╭──

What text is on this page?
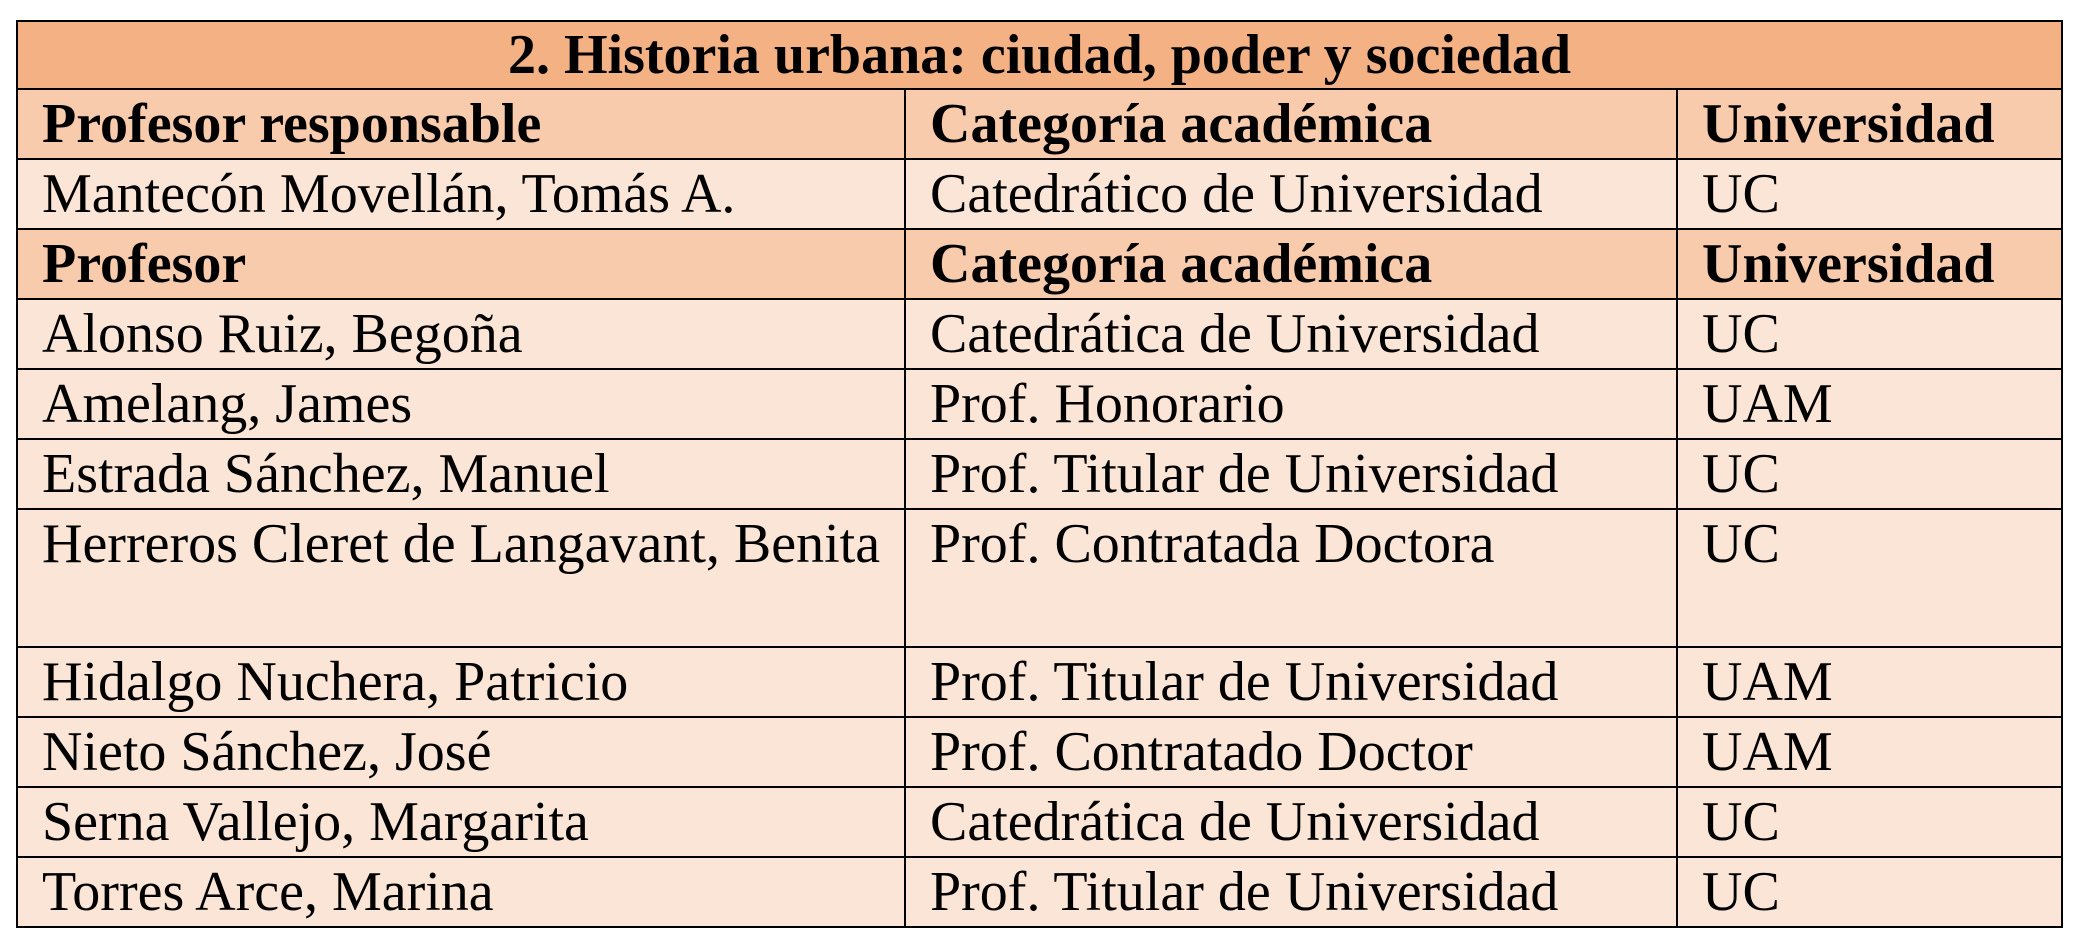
2. Historia urbana: ciudad, poder y sociedad		
Profesor responsable	Categoría académica	Universidad
Mantecón Movellán, Tomás A.	Catedrático de Universidad	UC
Profesor	Categoría académica	Universidad
Alonso Ruiz, Begoña	Catedrática de Universidad	UC
Amelang, James	Prof. Honorario	UAM
Estrada Sánchez, Manuel	Prof. Titular de Universidad	UC
Herreros Cleret de Langavant, Benita	Prof. Contratada Doctora	UC
Hidalgo Nuchera, Patricio	Prof. Titular de Universidad	UAM
Nieto Sánchez, José	Prof. Contratado Doctor	UAM
Serna Vallejo, Margarita	Catedrática de Universidad	UC
Torres Arce, Marina	Prof. Titular de Universidad	UC
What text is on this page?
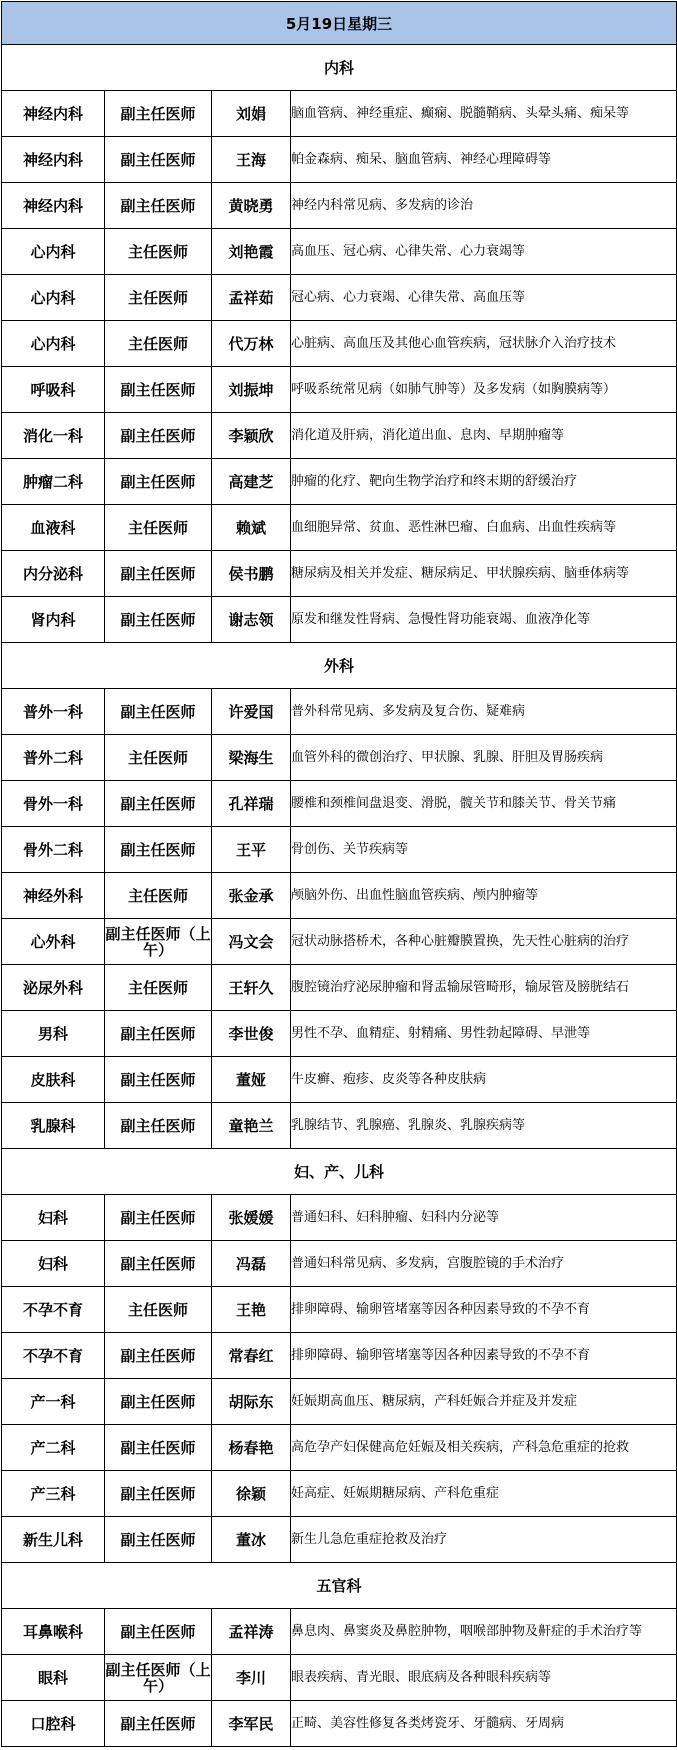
5月19日星期三			
内科			
神经内科	副主任医师	刘娟	脑血管病、神经重症、癫痫、脱髓鞘病、头晕头痛、痴呆等
神经内科	副主任医师	王海	帕金森病、痴呆、脑血管病、神经心理障碍等
神经内科	副主任医师	黄晓勇	神经内科常见病、多发病的诊治
心内科	主任医师	刘艳霞	高血压、冠心病、心律失常、心力衰竭等
心内科	主任医师	孟祥茹	冠心病、心力衰竭、心律失常、高血压等
心内科	主任医师	代万林	心脏病、高血压及其他心血管疾病，冠状脉介入治疗技术
呼吸科	副主任医师	刘振坤	呼吸系统常见病（如肺气肿等）及多发病（如胸膜病等）
消化一科	副主任医师	李颖欣	消化道及肝病，消化道出血、息肉、早期肿瘤等
肿瘤二科	副主任医师	高建芝	肿瘤的化疗、靶向生物学治疗和终末期的舒缓治疗
血液科	主任医师	赖斌	血细胞异常、贫血、恶性淋巴瘤、白血病、出血性疾病等
内分泌科	副主任医师	侯书鹏	糖尿病及相关并发症、糖尿病足、甲状腺疾病、脑垂体病等
肾内科	副主任医师	谢志领	原发和继发性肾病、急慢性肾功能衰竭、血液净化等
外科			
普外一科	副主任医师	许爱国	普外科常见病、多发病及复合伤、疑难病
普外二科	主任医师	梁海生	血管外科的微创治疗、甲状腺、乳腺、肝胆及胃肠疾病
骨外一科	副主任医师	孔祥瑞	腰椎和颈椎间盘退变、滑脱，髋关节和膝关节、骨关节痛
骨外二科	副主任医师	王平	骨创伤、关节疾病等
神经外科	主任医师	张金承	颅脑外伤、出血性脑血管疾病、颅内肿瘤等
心外科	副主任医师（上午）	冯文会	冠状动脉搭桥术，各种心脏瓣膜置换，先天性心脏病的治疗
泌尿外科	主任医师	王轩久	腹腔镜治疗泌尿肿瘤和肾盂输尿管畸形，输尿管及膀胱结石
男科	副主任医师	李世俊	男性不孕、血精症、射精痛、男性勃起障碍、早泄等
皮肤科	副主任医师	董娅	牛皮癣、疱疹、皮炎等各种皮肤病
乳腺科	副主任医师	童艳兰	乳腺结节、乳腺癌、乳腺炎、乳腺疾病等
妇、产、儿科			
妇科	副主任医师	张媛媛	普通妇科、妇科肿瘤、妇科内分泌等
妇科	副主任医师	冯磊	普通妇科常见病、多发病，宫腹腔镜的手术治疗
不孕不育	主任医师	王艳	排卵障碍、输卵管堵塞等因各种因素导致的不孕不育
不孕不育	副主任医师	常春红	排卵障碍、输卵管堵塞等因各种因素导致的不孕不育
产一科	副主任医师	胡际东	妊娠期高血压、糖尿病，产科妊娠合并症及并发症
产二科	副主任医师	杨春艳	高危孕产妇保健高危妊娠及相关疾病，产科急危重症的抢救
产三科	副主任医师	徐颖	妊高症、妊娠期糖尿病、产科危重症
新生儿科	副主任医师	董冰	新生儿急危重症抢救及治疗
五官科			
耳鼻喉科	副主任医师	孟祥涛	鼻息肉、鼻窦炎及鼻腔肿物，咽喉部肿物及鼾症的手术治疗等
眼科	副主任医师（上午）	李川	眼表疾病、青光眼、眼底病及各种眼科疾病等
口腔科	副主任医师	李军民	正畸、美容性修复各类烤瓷牙、牙髓病、牙周病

╰──

### Aim of the task
Find "Categoría". Copy every line it occurs in.

### The answer
Profesor responsable	Categoría académica	Universidad
Profesor	Categoría académica	Universidad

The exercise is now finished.